[AUFGABE] Zitiere bitte wörtlich den Abschnitt aus dem Ausgangstext, der mit den Worten „A Musi, a G´sangl“ beginnt und mit „zum Leben gehört.“ endet.

[AUSGANGSTEXT]
⟨

A Musi, a G´sangl und a Tanz

Die Kreuther Abende mit Musi und Tanz unterscheiden sich wohltuend von den Fernsehveranstaltungen, wie ja alpenländische Volksmusik nichts mit Holleridi, Krach und Firlefanz zu tun hat. Hat doch nicht nur Wolfgang Amadeus Mozart aus der Fülle der alpenländischen Volksmusik geschöpft, Papagenos Arie aus der Zauberflöte war ursprünglich ein Volkslied; alle großen Komponisten holten sich Anregungen aus ihrer Volksmusik (z.B. Smètana aus der böhmischen, Dvoràk aus der tschechischen Volksmusik). Daraus sieht man schon, dass Volksmusik nichts mit Hinterwäldlern zu tun hat, sondern mit Volkscharakter; bairische Volkslieder haben als Thema die Liebe, das Leid, die Arbeit, Schnaderhüpfl aber auch geistliche und Trauerlieder, alles was halt zum Leben gehört.

⟩

[MATERIAL]
⟨

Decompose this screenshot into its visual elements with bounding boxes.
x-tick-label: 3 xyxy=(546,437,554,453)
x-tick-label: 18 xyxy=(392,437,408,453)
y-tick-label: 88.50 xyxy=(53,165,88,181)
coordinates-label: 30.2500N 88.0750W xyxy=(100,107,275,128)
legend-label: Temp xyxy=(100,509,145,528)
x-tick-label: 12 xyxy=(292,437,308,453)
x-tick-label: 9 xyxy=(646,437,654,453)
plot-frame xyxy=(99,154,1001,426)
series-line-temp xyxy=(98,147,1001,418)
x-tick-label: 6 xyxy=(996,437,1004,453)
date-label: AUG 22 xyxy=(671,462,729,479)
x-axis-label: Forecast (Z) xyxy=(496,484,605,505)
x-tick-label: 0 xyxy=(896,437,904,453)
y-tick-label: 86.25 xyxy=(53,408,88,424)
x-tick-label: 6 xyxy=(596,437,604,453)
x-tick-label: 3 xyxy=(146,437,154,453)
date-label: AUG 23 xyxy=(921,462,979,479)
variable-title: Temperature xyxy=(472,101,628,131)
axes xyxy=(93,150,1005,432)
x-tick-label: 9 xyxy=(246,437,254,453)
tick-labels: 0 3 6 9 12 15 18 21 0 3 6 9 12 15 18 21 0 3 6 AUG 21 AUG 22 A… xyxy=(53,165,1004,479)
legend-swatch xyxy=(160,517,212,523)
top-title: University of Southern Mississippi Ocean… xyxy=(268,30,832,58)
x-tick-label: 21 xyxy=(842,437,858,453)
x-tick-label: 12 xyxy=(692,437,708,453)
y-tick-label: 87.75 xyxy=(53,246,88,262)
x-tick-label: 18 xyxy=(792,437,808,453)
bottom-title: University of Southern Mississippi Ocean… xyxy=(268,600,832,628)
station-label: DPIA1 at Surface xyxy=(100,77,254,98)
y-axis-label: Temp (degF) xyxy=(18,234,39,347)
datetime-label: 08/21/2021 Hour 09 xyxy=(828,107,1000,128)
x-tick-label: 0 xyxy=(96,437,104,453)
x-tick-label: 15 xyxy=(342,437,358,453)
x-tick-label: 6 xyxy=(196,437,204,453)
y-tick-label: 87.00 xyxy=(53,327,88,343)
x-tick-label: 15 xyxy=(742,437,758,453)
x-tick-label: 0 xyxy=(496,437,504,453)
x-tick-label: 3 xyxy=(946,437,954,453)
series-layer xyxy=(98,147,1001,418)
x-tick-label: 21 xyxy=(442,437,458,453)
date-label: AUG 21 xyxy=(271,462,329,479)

⟩

[ANTWORT]
A Musi, a G´sangl und a Tanz

Die Kreuther Abende mit Musi und Tanz unterscheiden sich wohltuend von den Fernsehveranstaltungen, wie ja alpenländische Volksmusik nichts mit Holleridi, Krach und Firlefanz zu tun hat. Hat doch nicht nur Wolfgang Amadeus Mozart aus der Fülle der alpenländischen Volksmusik geschöpft, Papagenos Arie aus der Zauberflöte war ursprünglich ein Volkslied; alle großen Komponisten holten sich Anregungen aus ihrer Volksmusik (z.B. Smètana aus der böhmischen, Dvoràk aus der tschechischen Volksmusik). Daraus sieht man schon, dass Volksmusik nichts mit Hinterwäldlern zu tun hat, sondern mit Volkscharakter; bairische Volkslieder haben als Thema die Liebe, das Leid, die Arbeit, Schnaderhüpfl aber auch geistliche und Trauerlieder, alles was halt zum Leben gehört.